## Challenge
All of the listing below must be repeated word for word. Pictures are the only thing to omit.

— Start Stored data —

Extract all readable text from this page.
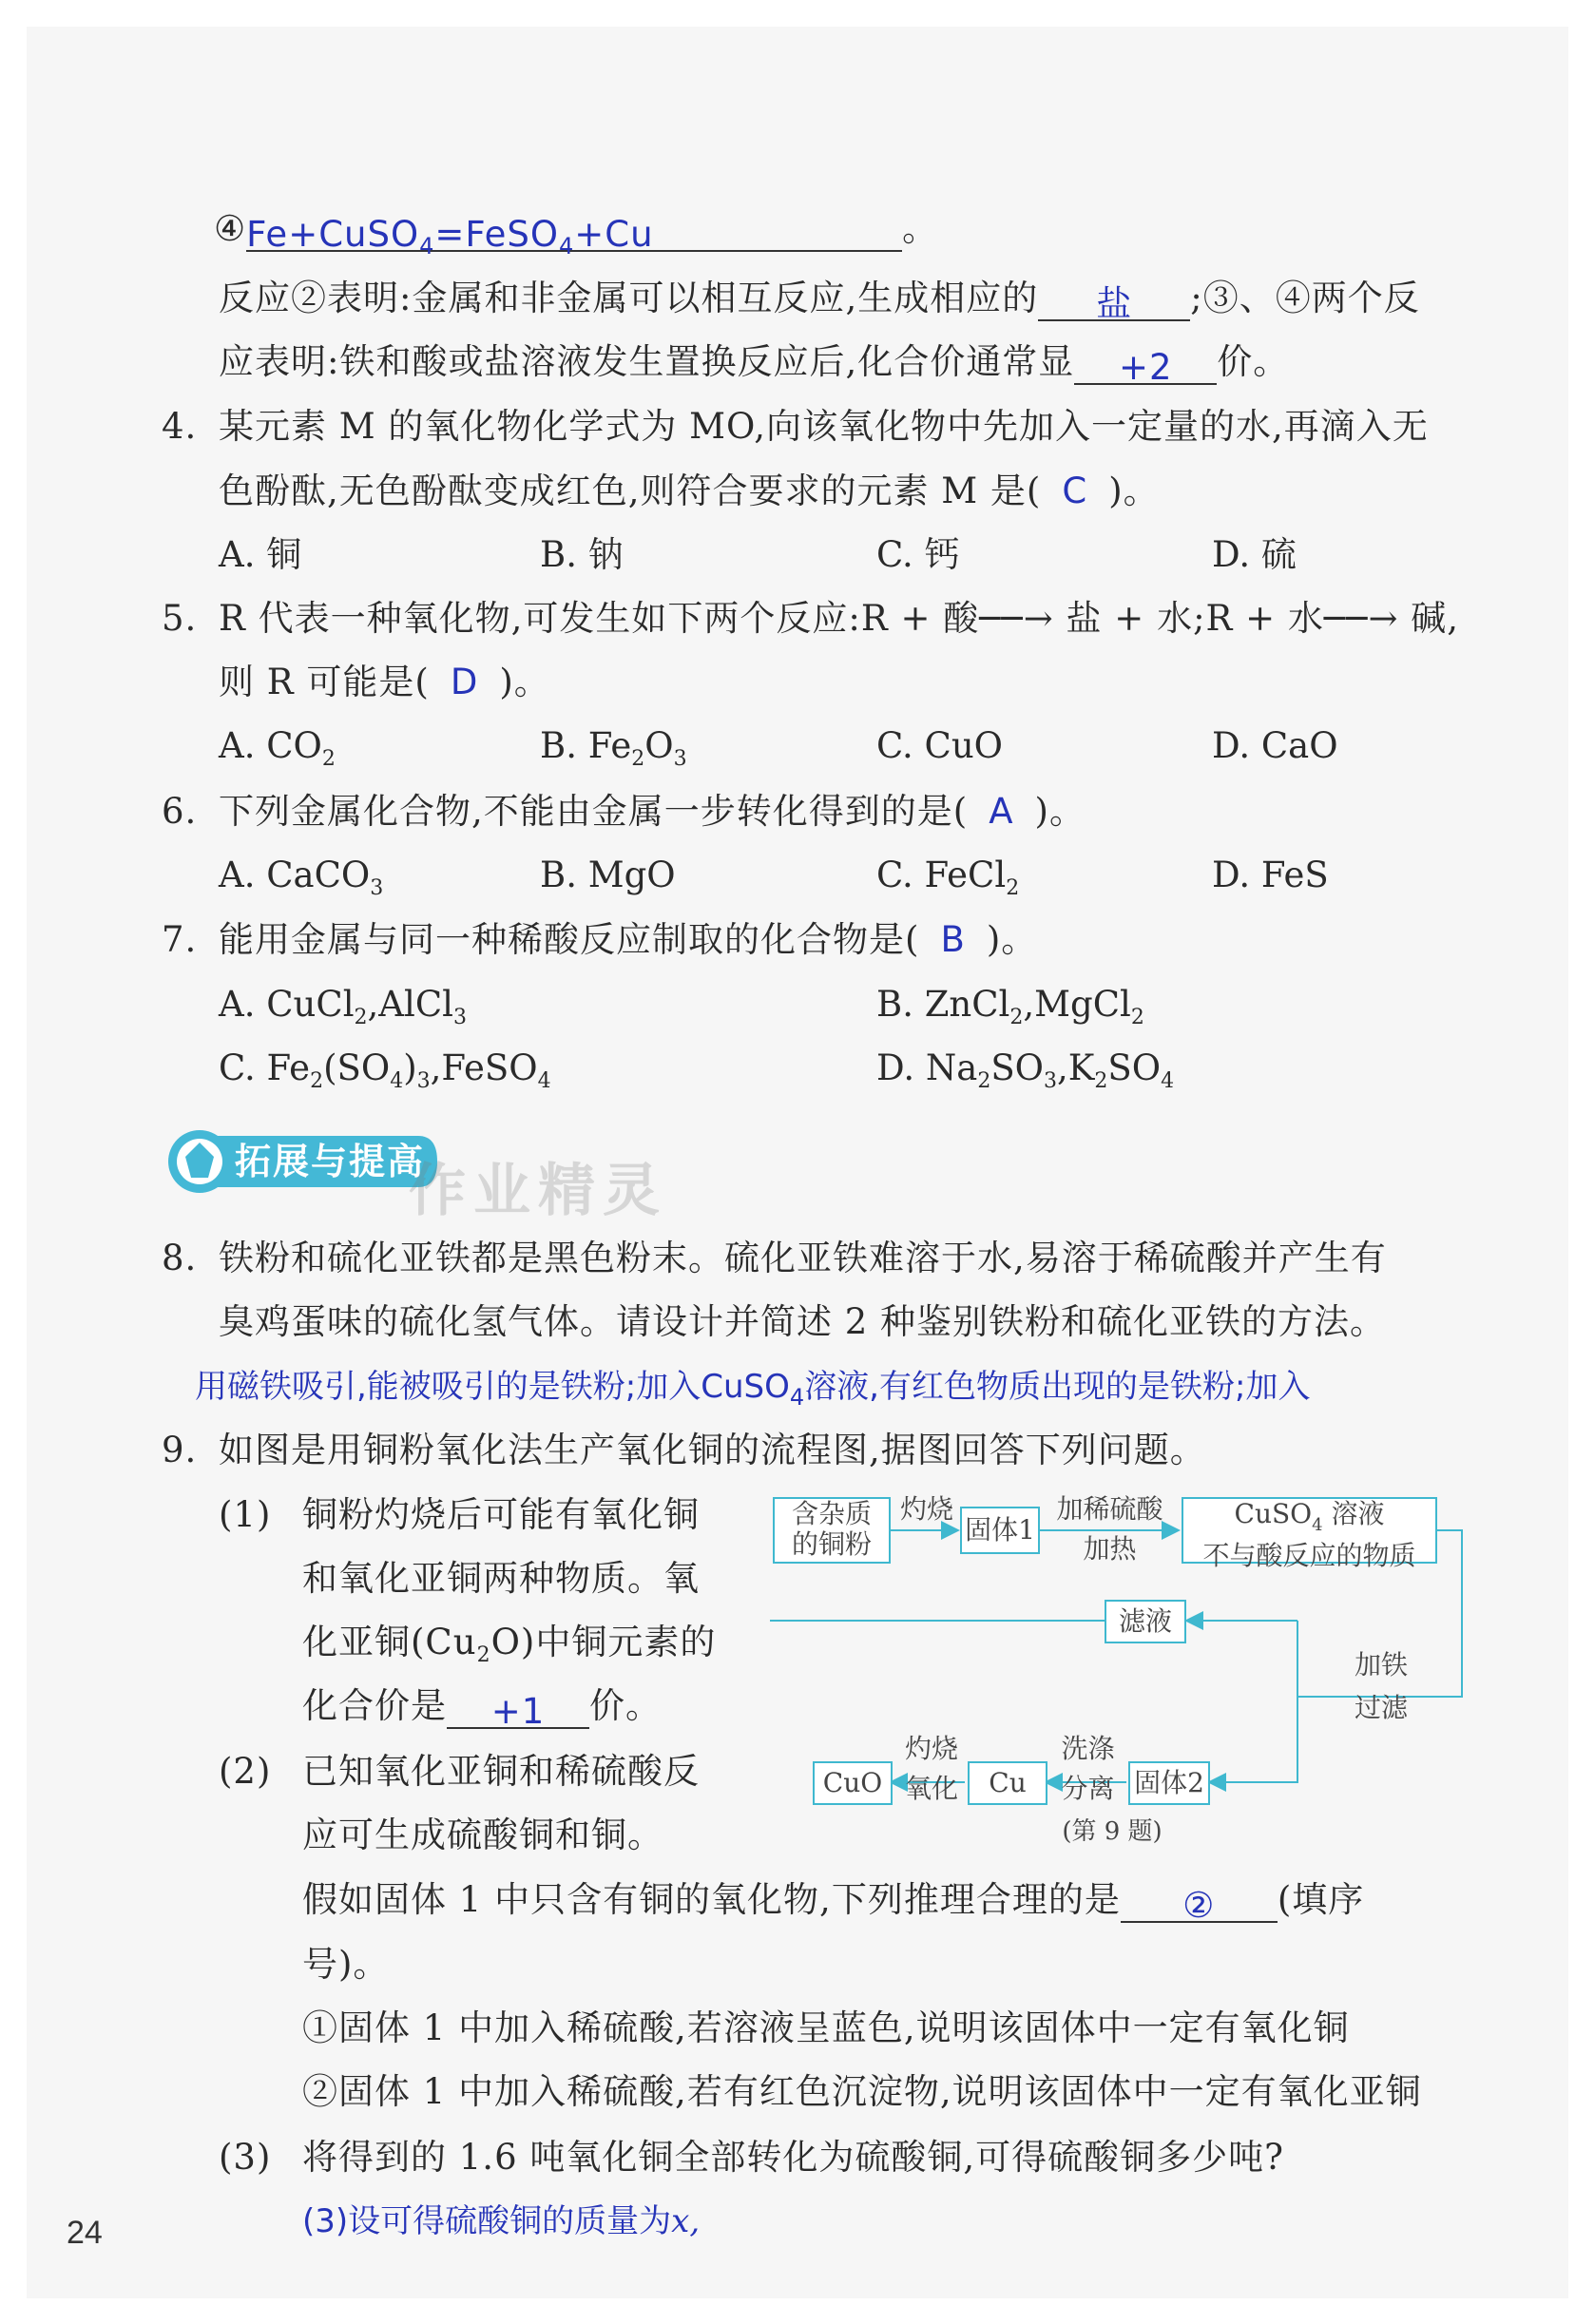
④Fe+CuSO$_4$=FeSO$_4$+Cu	。
反应②表明:金属和非金属可以相互反应,生成相应的 盐 ;③、④两个反
应表明:铁和酸或盐溶液发生置换反应后,化合价通常显 +2 价。
4. 某元素 M 的氧化物化学式为 MO,向该氧化物中先加入一定量的水,再滴入无
色酚酞,无色酚酞变成红色,则符合要求的元素 M 是( C )。
A. 铜	B. 钠	C. 钙	D. 硫
5. R 代表一种氧化物,可发生如下两个反应:R + 酸──→ 盐 + 水;R + 水──→ 碱,
则 R 可能是( D )。
A. $CO_2$	B. $Fe_2O_3$	C. CuO	D. CaO
6. 下列金属化合物,不能由金属一步转化得到的是( A )。
A. CaCO$_3$	B. MgO	C. FeCl$_2$	D. FeS
7. 能用金属与同一种稀酸反应制取的化合物是( B )。
A. CuCl$_2$,AlCl$_3$	B. ZnCl$_2$,MgCl$_2$
C. $Fe_2(SO_4)_3,FeSO_4$	D. $Na_2SO_3,K_2SO_4$
拓展与提高
作业精灵
8. 铁粉和硫化亚铁都是黑色粉末。硫化亚铁难溶于水,易溶于稀硫酸并产生有
臭鸡蛋味的硫化氢气体。请设计并简述 2 种鉴别铁粉和硫化亚铁的方法。
用磁铁吸引,能被吸引的是铁粉;加入CuSO$_4$溶液,有红色物质出现的是铁粉;加入
9. 如图是用铜粉氧化法生产氧化铜的流程图,据图回答下列问题。
(1) 铜粉灼烧后可能有氧化铜
和氧化亚铜两种物质。氧
化亚铜$(Cu_2O)$中铜元素的
化合价是 +1 价。
(2) 已知氧化亚铜和稀硫酸反
应可生成硫酸铜和铜。
假如固体 1 中只含有铜的氧化物,下列推理合理的是 ② (填序
号)。
①固体 1 中加入稀硫酸,若溶液呈蓝色,说明该固体中一定有氧化铜
②固体 1 中加入稀硫酸,若有红色沉淀物,说明该固体中一定有氧化亚铜
(3) 将得到的 1.6 吨氧化铜全部转化为硫酸铜,可得硫酸铜多少吨?
(3)设可得硫酸铜的质量为x,
含杂质
的铜粉
灼烧
固体1
加稀硫酸
加热
CuSO$_4$ 溶液
不与酸反应的物质
滤液
加铁
过滤
CuO
灼烧
氧化	Cu
洗涤
分离 固体2
(第 9 题)
24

— End Stored data —

## Task output
Extract all readable text from this page.
④Fe+CuSO$_4$=FeSO$_4$+Cu	。
反应②表明:金属和非金属可以相互反应,生成相应的 盐 ;③、④两个反
应表明:铁和酸或盐溶液发生置换反应后,化合价通常显 +2 价。
4. 某元素 M 的氧化物化学式为 MO,向该氧化物中先加入一定量的水,再滴入无
色酚酞,无色酚酞变成红色,则符合要求的元素 M 是( C )。
A. 铜	B. 钠	C. 钙	D. 硫
5. R 代表一种氧化物,可发生如下两个反应:R + 酸──→ 盐 + 水;R + 水──→ 碱,
则 R 可能是( D )。
A. $CO_2$	B. $Fe_2O_3$	C. CuO	D. CaO
6. 下列金属化合物,不能由金属一步转化得到的是( A )。
A. CaCO$_3$	B. MgO	C. FeCl$_2$	D. FeS
7. 能用金属与同一种稀酸反应制取的化合物是( B )。
A. CuCl$_2$,AlCl$_3$	B. ZnCl$_2$,MgCl$_2$
C. $Fe_2(SO_4)_3,FeSO_4$	D. $Na_2SO_3,K_2SO_4$
拓展与提高
作业精灵
8. 铁粉和硫化亚铁都是黑色粉末。硫化亚铁难溶于水,易溶于稀硫酸并产生有
臭鸡蛋味的硫化氢气体。请设计并简述 2 种鉴别铁粉和硫化亚铁的方法。
用磁铁吸引,能被吸引的是铁粉;加入CuSO$_4$溶液,有红色物质出现的是铁粉;加入
9. 如图是用铜粉氧化法生产氧化铜的流程图,据图回答下列问题。
(1) 铜粉灼烧后可能有氧化铜
和氧化亚铜两种物质。氧
化亚铜$(Cu_2O)$中铜元素的
化合价是 +1 价。
(2) 已知氧化亚铜和稀硫酸反
应可生成硫酸铜和铜。
假如固体 1 中只含有铜的氧化物,下列推理合理的是 ② (填序
号)。
①固体 1 中加入稀硫酸,若溶液呈蓝色,说明该固体中一定有氧化铜
②固体 1 中加入稀硫酸,若有红色沉淀物,说明该固体中一定有氧化亚铜
(3) 将得到的 1.6 吨氧化铜全部转化为硫酸铜,可得硫酸铜多少吨?
(3)设可得硫酸铜的质量为x,
含杂质
的铜粉
灼烧
固体1
加稀硫酸
加热
CuSO$_4$ 溶液
不与酸反应的物质
滤液
加铁
过滤
CuO
灼烧
氧化	Cu
洗涤
分离 固体2
(第 9 题)
24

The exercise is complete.